§ What you are asked to do:
Reproduce everything from the start of the material down to the line containing "legend-swatch-always [60,416,70,426]", both ends included, without changing a single character.

§ Extracted records:
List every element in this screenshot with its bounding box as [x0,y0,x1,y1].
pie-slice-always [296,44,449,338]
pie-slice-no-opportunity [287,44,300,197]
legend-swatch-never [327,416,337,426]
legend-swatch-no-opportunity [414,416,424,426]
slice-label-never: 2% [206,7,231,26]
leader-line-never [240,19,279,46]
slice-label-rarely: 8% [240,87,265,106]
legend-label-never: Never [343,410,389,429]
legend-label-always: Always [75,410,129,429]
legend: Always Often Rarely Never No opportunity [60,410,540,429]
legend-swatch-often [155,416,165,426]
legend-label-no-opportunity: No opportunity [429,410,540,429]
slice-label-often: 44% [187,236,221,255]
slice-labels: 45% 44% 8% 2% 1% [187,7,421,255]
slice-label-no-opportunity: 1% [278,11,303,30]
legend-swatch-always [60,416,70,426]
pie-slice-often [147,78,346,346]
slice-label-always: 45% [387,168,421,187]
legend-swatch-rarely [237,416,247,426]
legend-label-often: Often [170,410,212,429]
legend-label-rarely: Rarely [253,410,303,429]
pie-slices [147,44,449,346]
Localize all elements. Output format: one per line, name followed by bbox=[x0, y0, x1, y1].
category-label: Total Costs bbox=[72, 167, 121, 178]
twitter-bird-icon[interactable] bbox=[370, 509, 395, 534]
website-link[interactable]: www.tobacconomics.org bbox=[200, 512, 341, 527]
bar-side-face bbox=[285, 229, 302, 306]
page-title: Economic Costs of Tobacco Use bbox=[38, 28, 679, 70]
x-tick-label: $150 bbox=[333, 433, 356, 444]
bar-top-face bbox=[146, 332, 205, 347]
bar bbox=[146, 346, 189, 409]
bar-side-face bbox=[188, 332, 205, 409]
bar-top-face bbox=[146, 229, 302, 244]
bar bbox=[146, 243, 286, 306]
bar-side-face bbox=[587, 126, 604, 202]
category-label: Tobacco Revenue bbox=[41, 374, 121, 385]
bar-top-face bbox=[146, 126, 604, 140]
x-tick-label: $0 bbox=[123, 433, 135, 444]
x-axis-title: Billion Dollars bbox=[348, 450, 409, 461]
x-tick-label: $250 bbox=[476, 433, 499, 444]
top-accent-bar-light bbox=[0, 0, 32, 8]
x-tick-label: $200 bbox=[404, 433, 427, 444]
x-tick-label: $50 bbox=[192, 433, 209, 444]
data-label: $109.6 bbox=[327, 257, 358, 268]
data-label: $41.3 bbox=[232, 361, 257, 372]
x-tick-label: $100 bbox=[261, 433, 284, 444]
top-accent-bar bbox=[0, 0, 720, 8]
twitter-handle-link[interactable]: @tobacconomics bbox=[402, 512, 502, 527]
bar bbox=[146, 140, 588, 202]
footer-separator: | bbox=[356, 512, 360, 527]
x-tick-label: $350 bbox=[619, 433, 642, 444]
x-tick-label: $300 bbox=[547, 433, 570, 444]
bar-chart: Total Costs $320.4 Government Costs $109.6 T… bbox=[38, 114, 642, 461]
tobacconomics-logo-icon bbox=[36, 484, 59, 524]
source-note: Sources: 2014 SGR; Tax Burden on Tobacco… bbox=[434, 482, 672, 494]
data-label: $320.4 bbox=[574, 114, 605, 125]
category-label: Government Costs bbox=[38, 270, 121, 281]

§ The completed task:
List every element in this screenshot with its bounding box as [x0,y0,x1,y1].
pie-slice-always [296,44,449,338]
pie-slice-no-opportunity [287,44,300,197]
legend-swatch-never [327,416,337,426]
legend-swatch-no-opportunity [414,416,424,426]
slice-label-never: 2% [206,7,231,26]
leader-line-never [240,19,279,46]
slice-label-rarely: 8% [240,87,265,106]
legend-label-never: Never [343,410,389,429]
legend-label-always: Always [75,410,129,429]
legend: Always Often Rarely Never No opportunity [60,410,540,429]
legend-swatch-often [155,416,165,426]
legend-label-no-opportunity: No opportunity [429,410,540,429]
slice-label-often: 44% [187,236,221,255]
slice-labels: 45% 44% 8% 2% 1% [187,7,421,255]
slice-label-no-opportunity: 1% [278,11,303,30]
legend-swatch-always [60,416,70,426]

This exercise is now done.